» **EXCERPTED RECORDS**:
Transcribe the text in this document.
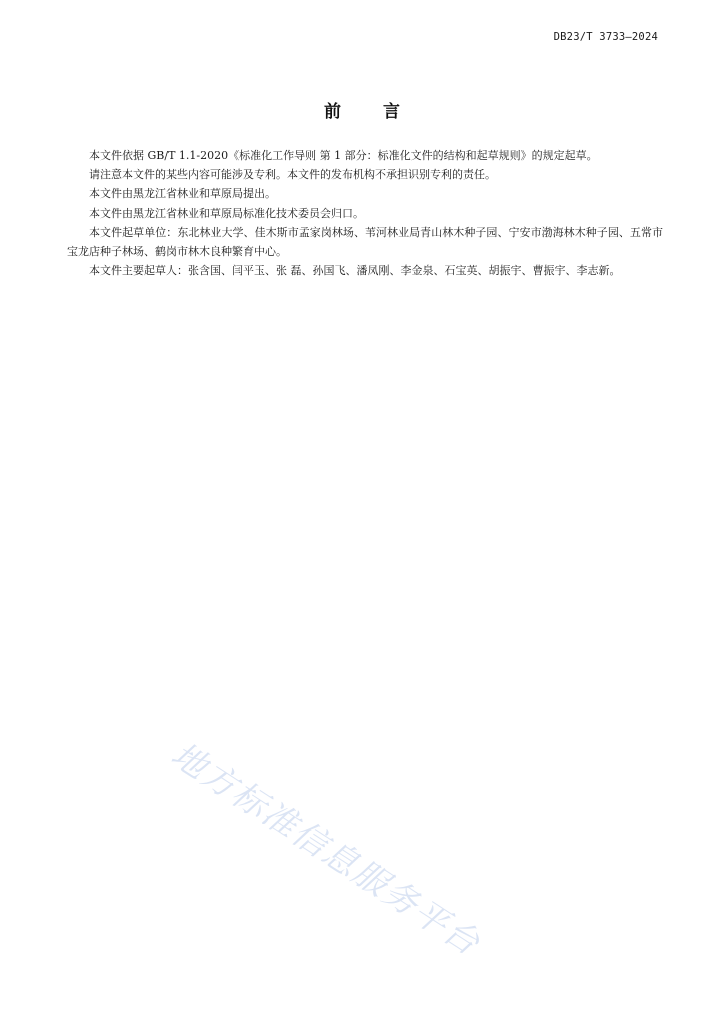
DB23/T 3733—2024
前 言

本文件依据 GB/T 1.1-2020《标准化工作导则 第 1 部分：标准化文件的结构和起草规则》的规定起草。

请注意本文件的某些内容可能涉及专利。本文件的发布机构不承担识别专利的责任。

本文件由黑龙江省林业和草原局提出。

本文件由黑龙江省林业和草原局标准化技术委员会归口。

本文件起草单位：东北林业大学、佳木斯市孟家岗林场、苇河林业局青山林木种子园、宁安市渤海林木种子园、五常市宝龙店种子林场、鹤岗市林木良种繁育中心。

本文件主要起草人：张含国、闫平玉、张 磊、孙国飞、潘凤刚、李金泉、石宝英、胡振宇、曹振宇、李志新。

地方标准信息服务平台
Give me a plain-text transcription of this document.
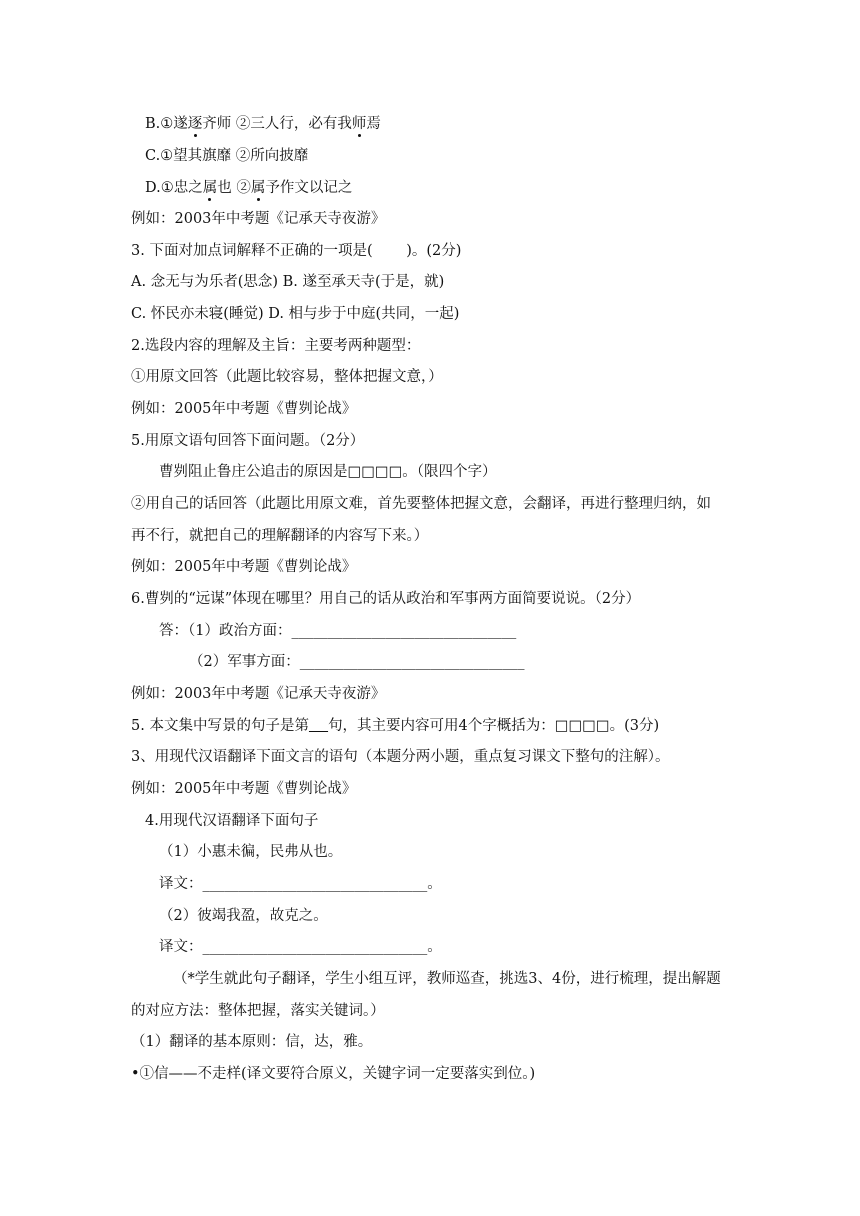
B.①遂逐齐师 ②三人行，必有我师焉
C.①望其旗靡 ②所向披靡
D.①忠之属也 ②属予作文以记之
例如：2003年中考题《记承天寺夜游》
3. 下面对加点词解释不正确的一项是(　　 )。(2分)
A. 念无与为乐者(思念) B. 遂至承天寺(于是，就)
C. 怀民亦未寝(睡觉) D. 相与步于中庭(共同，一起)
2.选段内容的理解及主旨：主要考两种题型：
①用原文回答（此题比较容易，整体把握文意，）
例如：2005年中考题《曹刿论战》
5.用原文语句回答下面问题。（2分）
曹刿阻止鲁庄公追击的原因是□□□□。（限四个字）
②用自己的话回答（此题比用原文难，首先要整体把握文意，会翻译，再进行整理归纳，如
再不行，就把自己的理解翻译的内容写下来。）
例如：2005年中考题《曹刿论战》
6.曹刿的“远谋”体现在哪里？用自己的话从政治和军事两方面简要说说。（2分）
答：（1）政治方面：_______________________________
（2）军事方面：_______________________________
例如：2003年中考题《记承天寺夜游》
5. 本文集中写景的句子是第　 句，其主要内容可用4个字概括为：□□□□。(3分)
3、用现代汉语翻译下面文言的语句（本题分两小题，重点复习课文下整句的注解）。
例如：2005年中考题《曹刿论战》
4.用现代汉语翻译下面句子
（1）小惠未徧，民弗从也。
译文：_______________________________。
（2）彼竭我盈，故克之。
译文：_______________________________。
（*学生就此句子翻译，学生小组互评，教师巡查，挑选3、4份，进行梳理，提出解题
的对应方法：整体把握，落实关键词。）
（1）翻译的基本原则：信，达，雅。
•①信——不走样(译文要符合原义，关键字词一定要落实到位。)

==

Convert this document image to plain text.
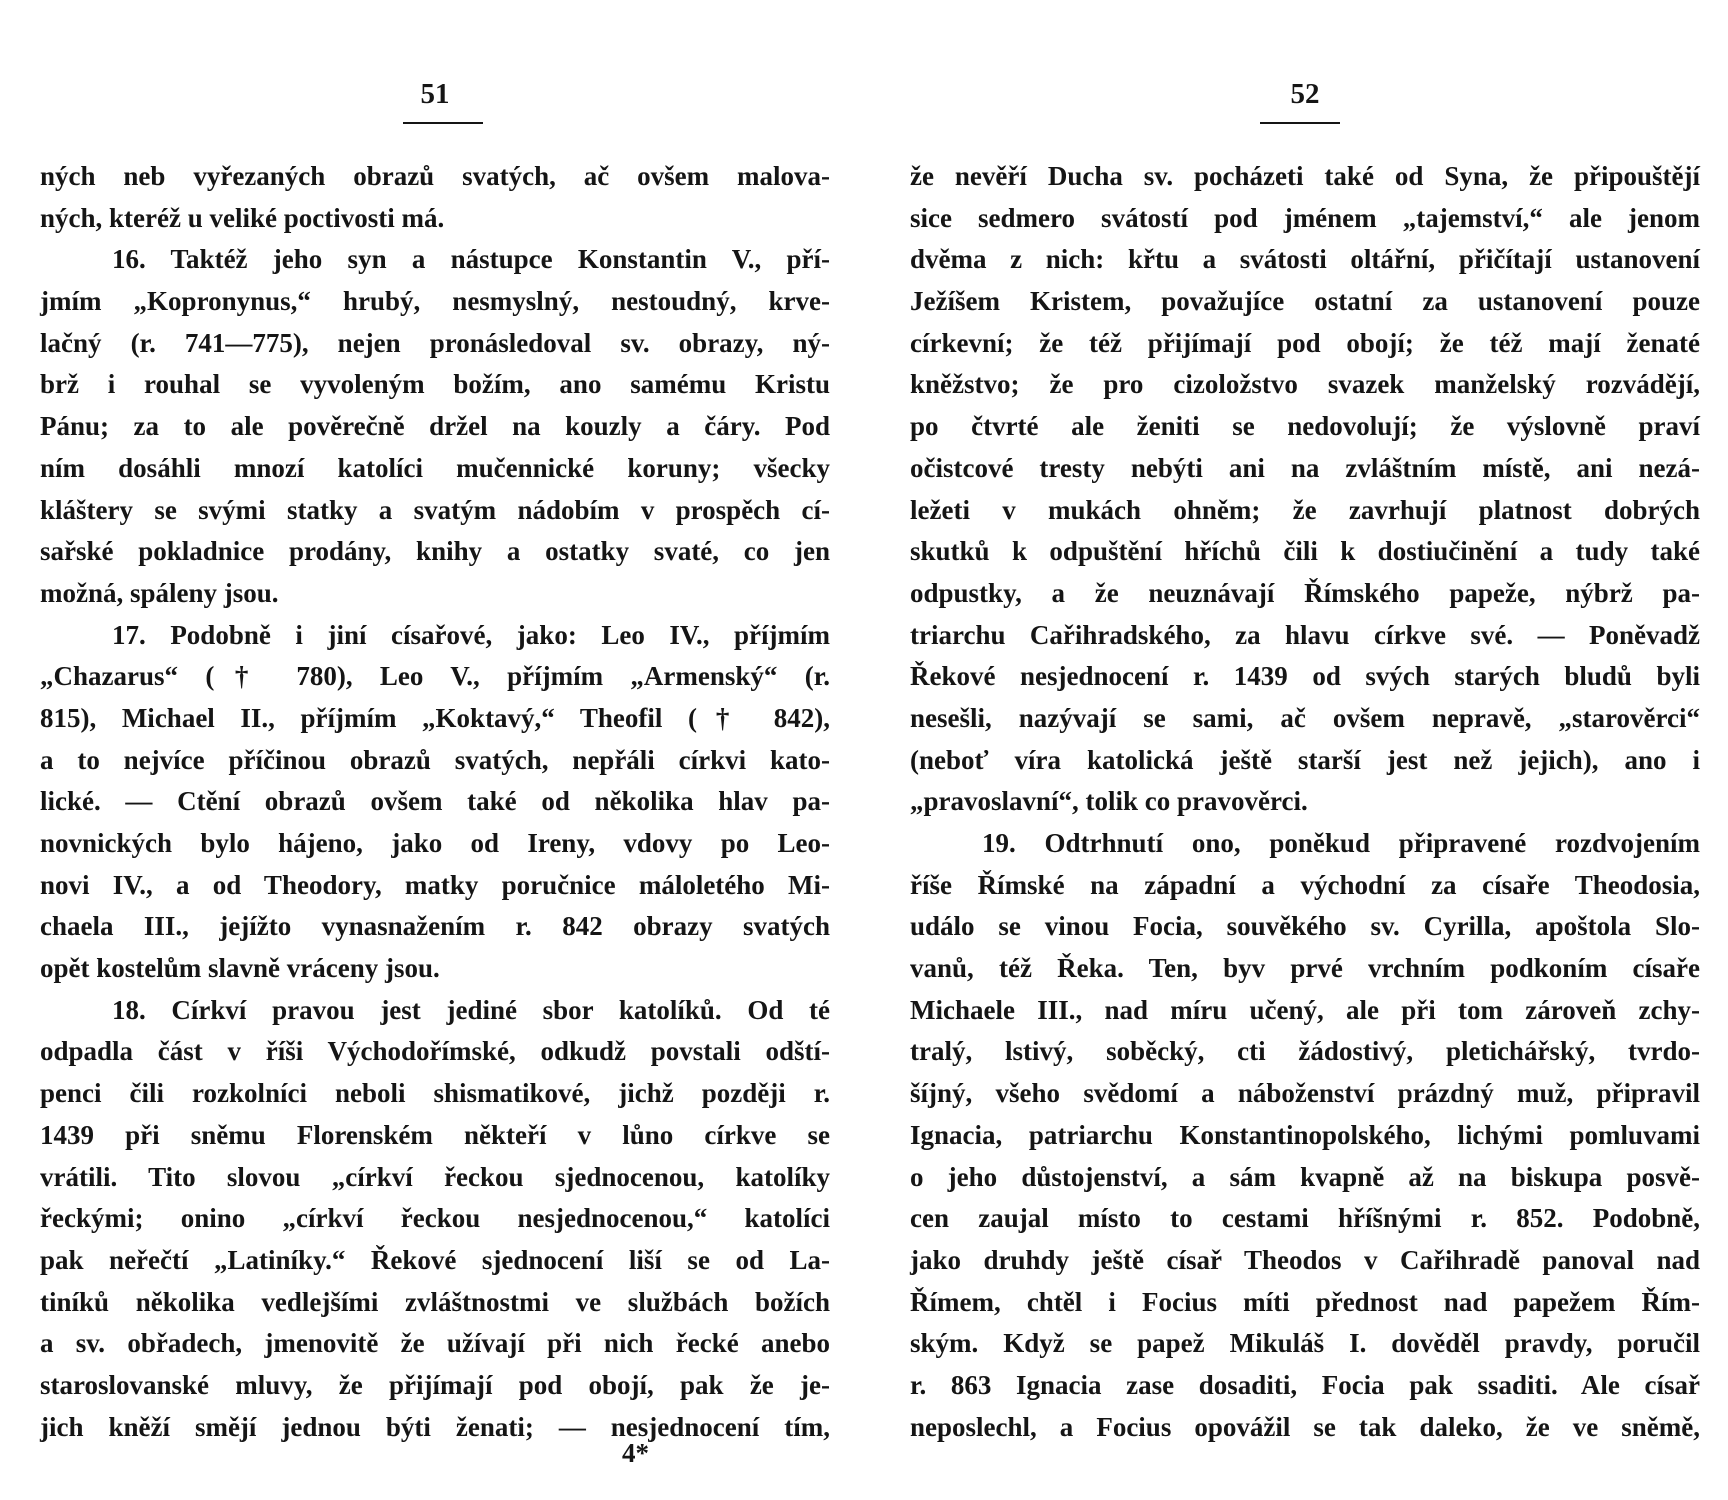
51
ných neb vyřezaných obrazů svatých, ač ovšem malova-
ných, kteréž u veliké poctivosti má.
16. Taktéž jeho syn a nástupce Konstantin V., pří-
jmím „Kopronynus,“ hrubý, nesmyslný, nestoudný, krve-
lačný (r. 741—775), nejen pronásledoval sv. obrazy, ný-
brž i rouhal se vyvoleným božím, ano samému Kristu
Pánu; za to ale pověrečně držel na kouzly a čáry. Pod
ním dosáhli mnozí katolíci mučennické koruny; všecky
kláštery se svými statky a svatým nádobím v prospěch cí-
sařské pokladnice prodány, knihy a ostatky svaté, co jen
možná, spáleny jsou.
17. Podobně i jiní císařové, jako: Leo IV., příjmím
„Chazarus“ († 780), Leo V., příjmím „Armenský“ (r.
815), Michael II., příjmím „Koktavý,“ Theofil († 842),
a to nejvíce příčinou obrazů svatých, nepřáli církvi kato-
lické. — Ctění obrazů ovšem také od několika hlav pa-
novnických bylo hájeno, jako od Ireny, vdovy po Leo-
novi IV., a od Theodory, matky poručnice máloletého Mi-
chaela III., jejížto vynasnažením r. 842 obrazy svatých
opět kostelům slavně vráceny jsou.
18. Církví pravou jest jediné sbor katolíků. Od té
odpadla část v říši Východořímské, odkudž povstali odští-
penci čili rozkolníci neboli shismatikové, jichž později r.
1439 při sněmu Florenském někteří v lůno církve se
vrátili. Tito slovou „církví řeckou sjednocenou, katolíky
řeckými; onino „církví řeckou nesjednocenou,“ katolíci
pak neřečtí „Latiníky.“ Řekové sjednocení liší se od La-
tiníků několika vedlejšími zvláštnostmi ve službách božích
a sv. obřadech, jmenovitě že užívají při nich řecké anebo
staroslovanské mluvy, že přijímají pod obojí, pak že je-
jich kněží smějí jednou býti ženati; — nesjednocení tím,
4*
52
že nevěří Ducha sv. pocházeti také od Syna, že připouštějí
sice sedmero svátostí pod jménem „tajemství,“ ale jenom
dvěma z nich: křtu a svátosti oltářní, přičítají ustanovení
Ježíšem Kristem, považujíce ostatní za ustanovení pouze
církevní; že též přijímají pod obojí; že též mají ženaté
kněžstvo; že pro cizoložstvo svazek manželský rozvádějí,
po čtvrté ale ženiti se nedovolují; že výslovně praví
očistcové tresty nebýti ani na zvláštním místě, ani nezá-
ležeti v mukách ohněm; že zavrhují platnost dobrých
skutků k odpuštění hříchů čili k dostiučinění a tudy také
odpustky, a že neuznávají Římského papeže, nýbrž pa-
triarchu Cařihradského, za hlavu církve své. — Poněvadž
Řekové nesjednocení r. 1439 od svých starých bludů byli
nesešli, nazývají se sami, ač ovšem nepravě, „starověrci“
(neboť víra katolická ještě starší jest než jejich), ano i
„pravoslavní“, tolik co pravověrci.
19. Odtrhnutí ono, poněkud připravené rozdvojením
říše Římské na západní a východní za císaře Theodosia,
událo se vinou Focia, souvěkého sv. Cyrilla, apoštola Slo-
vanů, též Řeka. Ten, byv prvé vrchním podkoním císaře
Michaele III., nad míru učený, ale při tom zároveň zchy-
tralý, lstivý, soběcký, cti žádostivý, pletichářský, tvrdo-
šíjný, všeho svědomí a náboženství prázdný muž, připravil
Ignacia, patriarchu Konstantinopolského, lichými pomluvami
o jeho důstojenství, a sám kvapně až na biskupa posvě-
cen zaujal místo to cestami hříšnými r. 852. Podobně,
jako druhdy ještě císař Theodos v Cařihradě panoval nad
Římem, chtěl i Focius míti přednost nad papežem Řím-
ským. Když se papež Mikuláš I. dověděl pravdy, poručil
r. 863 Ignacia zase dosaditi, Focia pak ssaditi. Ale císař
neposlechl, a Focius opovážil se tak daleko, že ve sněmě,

==

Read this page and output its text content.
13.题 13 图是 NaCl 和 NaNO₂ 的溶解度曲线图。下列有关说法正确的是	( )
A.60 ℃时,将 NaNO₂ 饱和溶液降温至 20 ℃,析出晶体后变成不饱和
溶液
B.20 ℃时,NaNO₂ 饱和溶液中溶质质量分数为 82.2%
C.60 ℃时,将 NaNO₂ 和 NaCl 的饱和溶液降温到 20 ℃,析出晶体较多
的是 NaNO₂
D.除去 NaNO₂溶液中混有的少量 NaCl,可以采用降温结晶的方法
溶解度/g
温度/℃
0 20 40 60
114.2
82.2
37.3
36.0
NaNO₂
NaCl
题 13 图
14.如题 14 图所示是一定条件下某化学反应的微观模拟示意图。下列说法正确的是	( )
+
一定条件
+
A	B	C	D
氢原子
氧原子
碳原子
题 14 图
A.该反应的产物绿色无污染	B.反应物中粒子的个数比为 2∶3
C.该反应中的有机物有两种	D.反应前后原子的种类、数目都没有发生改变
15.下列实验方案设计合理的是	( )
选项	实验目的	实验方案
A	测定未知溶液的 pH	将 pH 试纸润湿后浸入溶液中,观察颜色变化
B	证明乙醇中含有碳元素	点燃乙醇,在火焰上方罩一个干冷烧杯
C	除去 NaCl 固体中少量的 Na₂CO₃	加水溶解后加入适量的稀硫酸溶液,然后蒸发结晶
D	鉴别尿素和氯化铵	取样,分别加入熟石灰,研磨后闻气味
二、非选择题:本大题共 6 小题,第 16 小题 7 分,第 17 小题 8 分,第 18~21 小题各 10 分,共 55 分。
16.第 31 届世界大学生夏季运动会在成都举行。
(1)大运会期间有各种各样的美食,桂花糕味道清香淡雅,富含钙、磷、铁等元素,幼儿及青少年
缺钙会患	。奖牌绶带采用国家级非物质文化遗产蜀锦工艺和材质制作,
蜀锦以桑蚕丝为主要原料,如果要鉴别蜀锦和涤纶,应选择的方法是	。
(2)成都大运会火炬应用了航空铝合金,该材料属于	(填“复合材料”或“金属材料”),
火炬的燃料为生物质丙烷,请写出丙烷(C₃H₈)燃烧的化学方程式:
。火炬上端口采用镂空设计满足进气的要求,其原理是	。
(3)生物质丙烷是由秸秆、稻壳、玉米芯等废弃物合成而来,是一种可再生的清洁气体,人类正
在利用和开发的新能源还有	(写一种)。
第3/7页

» **SET PROBLEM**: Copy every line of the records above that holds the word "ještě".

» **RESPONSE**:
(neboť víra katolická ještě starší jest než jejich), ano i
jako druhdy ještě císař Theodos v Cařihradě panoval nad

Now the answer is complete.